--- DIRECTIVE ---
Pull out each line of the data that includes the word "Corrected".

▼▼▼

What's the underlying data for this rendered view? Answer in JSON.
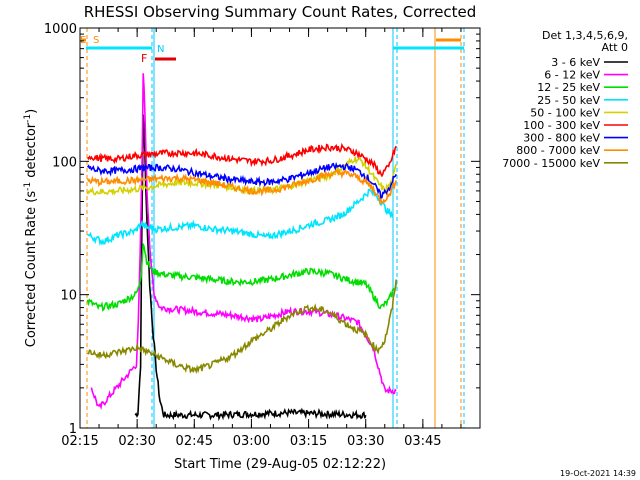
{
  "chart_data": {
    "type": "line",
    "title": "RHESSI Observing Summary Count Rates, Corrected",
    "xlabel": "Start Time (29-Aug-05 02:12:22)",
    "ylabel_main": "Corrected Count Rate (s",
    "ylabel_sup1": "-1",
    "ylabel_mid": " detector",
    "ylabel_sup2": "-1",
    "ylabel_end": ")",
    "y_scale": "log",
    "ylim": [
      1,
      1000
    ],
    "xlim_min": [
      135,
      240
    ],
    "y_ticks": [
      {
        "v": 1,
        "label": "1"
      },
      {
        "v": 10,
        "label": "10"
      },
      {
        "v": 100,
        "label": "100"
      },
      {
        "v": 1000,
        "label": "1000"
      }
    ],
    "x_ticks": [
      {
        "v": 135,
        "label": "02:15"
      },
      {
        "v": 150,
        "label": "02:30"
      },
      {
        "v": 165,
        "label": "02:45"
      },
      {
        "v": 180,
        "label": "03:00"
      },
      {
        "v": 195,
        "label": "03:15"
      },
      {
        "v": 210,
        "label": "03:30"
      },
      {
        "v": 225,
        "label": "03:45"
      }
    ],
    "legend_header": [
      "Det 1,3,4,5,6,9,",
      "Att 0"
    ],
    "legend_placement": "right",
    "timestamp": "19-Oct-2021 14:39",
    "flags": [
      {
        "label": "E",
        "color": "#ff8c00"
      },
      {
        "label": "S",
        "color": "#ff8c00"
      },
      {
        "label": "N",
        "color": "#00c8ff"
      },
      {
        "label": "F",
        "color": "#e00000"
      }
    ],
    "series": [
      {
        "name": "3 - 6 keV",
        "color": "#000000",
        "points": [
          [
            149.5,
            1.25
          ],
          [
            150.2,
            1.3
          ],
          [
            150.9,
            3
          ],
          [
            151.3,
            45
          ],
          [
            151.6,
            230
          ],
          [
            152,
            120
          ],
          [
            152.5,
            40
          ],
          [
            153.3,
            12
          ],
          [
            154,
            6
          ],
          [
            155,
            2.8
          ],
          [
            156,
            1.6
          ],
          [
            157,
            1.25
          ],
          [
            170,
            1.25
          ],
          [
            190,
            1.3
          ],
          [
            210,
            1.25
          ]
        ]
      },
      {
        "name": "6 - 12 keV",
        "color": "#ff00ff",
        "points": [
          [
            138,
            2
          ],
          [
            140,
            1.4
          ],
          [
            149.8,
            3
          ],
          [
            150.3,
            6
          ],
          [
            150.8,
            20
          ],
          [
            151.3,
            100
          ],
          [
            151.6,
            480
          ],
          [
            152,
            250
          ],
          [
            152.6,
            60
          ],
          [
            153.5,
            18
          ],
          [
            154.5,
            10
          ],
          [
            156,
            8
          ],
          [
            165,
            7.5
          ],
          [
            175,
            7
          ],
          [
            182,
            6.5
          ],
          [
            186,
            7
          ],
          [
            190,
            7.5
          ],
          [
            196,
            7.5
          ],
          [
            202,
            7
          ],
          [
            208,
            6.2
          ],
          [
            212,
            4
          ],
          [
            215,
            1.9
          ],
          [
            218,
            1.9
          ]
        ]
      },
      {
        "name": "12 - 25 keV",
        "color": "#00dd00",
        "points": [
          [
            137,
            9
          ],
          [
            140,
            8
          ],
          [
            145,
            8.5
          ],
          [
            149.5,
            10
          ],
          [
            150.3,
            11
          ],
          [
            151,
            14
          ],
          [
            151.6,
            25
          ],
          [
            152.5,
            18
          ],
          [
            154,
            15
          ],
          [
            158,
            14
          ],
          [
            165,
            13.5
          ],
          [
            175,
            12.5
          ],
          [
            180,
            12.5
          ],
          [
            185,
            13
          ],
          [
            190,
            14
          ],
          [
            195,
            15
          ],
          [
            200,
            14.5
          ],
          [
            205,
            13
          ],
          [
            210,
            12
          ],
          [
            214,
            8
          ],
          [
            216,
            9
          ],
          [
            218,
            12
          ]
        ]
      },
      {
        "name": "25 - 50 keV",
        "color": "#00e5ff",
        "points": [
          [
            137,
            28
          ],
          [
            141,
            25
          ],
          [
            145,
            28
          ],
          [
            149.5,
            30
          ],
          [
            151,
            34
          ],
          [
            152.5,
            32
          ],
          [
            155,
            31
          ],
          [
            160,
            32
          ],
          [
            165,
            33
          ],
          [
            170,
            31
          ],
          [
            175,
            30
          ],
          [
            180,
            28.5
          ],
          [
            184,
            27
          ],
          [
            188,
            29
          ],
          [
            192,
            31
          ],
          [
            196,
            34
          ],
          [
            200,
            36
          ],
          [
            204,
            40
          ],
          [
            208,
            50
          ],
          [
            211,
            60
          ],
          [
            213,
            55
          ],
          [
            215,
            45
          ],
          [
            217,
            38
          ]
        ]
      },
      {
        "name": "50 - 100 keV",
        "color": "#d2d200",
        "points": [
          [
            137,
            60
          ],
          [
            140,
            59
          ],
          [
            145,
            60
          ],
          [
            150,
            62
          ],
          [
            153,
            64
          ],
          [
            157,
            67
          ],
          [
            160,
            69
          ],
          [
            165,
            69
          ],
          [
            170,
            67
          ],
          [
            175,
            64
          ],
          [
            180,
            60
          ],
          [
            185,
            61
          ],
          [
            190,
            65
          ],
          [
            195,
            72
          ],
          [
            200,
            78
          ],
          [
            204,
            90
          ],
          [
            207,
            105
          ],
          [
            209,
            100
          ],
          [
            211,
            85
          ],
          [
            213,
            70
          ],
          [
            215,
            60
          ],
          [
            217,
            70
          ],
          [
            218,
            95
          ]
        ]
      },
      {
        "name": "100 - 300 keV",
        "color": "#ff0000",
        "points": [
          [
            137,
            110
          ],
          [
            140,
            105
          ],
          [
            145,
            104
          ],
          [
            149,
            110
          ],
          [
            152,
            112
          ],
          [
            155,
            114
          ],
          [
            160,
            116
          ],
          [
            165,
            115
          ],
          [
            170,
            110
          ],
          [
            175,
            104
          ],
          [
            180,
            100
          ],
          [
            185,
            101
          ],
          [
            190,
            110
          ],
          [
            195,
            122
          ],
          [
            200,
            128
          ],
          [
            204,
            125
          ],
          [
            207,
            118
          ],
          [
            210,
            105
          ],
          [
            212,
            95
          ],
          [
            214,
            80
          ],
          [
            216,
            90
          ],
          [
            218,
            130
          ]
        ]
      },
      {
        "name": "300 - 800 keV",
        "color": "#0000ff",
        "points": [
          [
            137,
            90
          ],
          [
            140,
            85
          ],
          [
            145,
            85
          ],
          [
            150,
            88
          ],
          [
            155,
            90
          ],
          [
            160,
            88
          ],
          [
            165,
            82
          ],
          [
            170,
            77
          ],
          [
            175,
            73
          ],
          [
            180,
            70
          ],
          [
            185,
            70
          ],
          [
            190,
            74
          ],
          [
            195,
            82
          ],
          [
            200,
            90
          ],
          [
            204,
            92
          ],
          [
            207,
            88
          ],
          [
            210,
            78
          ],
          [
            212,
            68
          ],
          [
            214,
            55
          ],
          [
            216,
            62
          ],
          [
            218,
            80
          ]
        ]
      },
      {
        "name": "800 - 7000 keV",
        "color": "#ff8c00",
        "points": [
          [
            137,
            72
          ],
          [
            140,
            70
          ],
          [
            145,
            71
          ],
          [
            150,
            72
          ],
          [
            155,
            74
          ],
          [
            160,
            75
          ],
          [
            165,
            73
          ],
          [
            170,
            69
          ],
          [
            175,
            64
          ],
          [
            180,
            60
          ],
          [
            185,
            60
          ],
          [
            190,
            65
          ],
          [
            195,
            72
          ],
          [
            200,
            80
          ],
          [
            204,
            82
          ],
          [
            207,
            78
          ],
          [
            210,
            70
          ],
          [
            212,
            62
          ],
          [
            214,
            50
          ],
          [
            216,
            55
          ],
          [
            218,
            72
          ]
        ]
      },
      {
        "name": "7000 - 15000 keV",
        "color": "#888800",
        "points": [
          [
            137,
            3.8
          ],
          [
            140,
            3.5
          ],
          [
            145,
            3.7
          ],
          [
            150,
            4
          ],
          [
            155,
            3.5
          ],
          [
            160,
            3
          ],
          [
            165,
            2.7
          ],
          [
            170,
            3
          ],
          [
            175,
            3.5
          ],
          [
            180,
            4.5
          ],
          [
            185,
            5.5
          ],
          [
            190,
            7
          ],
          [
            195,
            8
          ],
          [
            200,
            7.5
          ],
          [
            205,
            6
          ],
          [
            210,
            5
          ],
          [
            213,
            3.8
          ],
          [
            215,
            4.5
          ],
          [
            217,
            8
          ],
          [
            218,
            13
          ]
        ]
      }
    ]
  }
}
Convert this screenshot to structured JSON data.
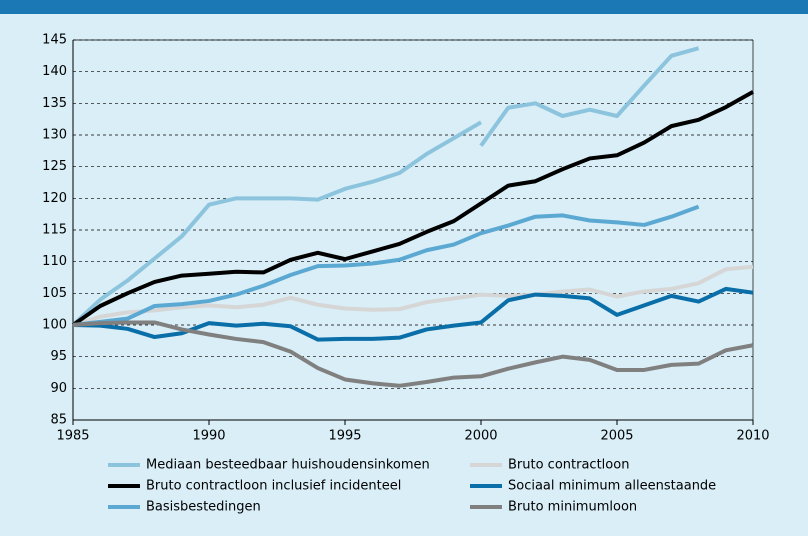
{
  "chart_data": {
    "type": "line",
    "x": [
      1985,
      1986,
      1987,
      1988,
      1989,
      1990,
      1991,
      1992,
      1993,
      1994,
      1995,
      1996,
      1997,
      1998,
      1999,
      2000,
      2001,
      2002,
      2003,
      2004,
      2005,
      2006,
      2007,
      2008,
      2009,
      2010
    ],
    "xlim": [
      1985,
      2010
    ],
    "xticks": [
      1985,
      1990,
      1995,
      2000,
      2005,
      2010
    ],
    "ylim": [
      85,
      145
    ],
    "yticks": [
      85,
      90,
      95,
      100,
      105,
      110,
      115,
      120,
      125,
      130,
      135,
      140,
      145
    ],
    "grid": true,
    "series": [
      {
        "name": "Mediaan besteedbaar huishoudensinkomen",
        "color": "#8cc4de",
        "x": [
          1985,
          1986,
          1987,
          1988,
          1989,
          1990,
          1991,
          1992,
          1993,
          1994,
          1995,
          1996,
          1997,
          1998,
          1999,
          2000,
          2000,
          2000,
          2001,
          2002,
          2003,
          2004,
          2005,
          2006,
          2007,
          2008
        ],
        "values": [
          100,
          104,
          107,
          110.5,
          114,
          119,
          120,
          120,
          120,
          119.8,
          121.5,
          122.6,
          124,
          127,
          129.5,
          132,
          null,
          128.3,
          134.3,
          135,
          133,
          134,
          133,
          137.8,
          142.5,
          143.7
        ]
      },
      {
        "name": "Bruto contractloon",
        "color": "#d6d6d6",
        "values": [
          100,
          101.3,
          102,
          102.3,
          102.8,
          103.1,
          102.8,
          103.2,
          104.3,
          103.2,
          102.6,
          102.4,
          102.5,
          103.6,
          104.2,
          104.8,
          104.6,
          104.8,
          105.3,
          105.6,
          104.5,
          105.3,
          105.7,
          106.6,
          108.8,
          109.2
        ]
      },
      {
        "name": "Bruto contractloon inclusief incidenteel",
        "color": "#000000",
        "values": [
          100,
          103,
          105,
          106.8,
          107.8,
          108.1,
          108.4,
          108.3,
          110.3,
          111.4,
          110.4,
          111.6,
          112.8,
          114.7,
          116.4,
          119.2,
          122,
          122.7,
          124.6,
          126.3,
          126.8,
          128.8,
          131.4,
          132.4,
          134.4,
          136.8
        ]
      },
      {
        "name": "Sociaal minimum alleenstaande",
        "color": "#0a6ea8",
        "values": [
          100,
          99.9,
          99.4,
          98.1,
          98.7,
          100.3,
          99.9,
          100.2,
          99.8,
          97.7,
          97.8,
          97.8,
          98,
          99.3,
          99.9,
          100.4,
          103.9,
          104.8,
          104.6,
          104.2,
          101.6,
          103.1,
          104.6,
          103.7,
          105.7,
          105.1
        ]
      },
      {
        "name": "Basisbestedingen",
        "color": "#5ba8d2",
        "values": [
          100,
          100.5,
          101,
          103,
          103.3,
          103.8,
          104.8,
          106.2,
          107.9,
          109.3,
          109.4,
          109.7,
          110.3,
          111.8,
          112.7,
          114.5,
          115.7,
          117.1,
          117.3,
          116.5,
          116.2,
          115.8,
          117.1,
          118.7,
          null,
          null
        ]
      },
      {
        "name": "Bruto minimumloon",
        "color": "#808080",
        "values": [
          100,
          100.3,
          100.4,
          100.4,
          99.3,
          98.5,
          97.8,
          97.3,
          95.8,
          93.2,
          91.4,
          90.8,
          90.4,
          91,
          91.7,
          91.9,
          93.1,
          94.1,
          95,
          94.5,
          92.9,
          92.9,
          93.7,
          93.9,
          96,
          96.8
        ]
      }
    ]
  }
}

▲▲▲

--- TASK ANSWER ---
    "title": "RHESSI Observing Summary Count Rates, Corrected",
    "ylabel_main": "Corrected Count Rate (s",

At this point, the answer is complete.